Restate the full set of records exactly, without adding or dropping a word.

[Start of Extracted data]

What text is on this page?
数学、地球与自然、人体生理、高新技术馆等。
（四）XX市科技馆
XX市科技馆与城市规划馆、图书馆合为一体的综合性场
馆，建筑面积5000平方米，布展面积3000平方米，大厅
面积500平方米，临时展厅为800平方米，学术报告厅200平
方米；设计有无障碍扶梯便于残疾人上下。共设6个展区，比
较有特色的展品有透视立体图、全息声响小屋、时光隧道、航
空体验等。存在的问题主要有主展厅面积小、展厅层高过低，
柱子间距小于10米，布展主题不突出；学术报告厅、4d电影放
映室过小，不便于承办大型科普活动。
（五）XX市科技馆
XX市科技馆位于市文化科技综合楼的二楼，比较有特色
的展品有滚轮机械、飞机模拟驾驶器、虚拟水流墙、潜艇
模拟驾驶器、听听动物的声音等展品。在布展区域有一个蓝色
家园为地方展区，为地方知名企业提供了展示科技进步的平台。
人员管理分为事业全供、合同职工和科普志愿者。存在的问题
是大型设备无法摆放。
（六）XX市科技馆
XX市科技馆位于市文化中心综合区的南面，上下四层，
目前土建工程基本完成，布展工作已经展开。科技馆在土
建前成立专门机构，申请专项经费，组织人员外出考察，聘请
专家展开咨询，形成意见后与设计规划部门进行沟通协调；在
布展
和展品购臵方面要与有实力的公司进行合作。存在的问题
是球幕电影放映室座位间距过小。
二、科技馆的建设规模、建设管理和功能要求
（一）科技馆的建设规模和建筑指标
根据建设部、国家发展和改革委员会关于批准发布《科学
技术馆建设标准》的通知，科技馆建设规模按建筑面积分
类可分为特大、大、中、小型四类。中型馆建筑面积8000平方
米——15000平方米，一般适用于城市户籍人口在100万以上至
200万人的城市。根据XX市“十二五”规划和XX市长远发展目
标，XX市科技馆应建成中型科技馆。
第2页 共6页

[End of Extracted data]

[Finished answer]
What text is on this page?
数学、地球与自然、人体生理、高新技术馆等。
（四）XX市科技馆
XX市科技馆与城市规划馆、图书馆合为一体的综合性场
馆，建筑面积5000平方米，布展面积3000平方米，大厅
面积500平方米，临时展厅为800平方米，学术报告厅200平
方米；设计有无障碍扶梯便于残疾人上下。共设6个展区，比
较有特色的展品有透视立体图、全息声响小屋、时光隧道、航
空体验等。存在的问题主要有主展厅面积小、展厅层高过低，
柱子间距小于10米，布展主题不突出；学术报告厅、4d电影放
映室过小，不便于承办大型科普活动。
（五）XX市科技馆
XX市科技馆位于市文化科技综合楼的二楼，比较有特色
的展品有滚轮机械、飞机模拟驾驶器、虚拟水流墙、潜艇
模拟驾驶器、听听动物的声音等展品。在布展区域有一个蓝色
家园为地方展区，为地方知名企业提供了展示科技进步的平台。
人员管理分为事业全供、合同职工和科普志愿者。存在的问题
是大型设备无法摆放。
（六）XX市科技馆
XX市科技馆位于市文化中心综合区的南面，上下四层，
目前土建工程基本完成，布展工作已经展开。科技馆在土
建前成立专门机构，申请专项经费，组织人员外出考察，聘请
专家展开咨询，形成意见后与设计规划部门进行沟通协调；在
布展
和展品购臵方面要与有实力的公司进行合作。存在的问题
是球幕电影放映室座位间距过小。
二、科技馆的建设规模、建设管理和功能要求
（一）科技馆的建设规模和建筑指标
根据建设部、国家发展和改革委员会关于批准发布《科学
技术馆建设标准》的通知，科技馆建设规模按建筑面积分
类可分为特大、大、中、小型四类。中型馆建筑面积8000平方
米——15000平方米，一般适用于城市户籍人口在100万以上至
200万人的城市。根据XX市“十二五”规划和XX市长远发展目
标，XX市科技馆应建成中型科技馆。
第2页 共6页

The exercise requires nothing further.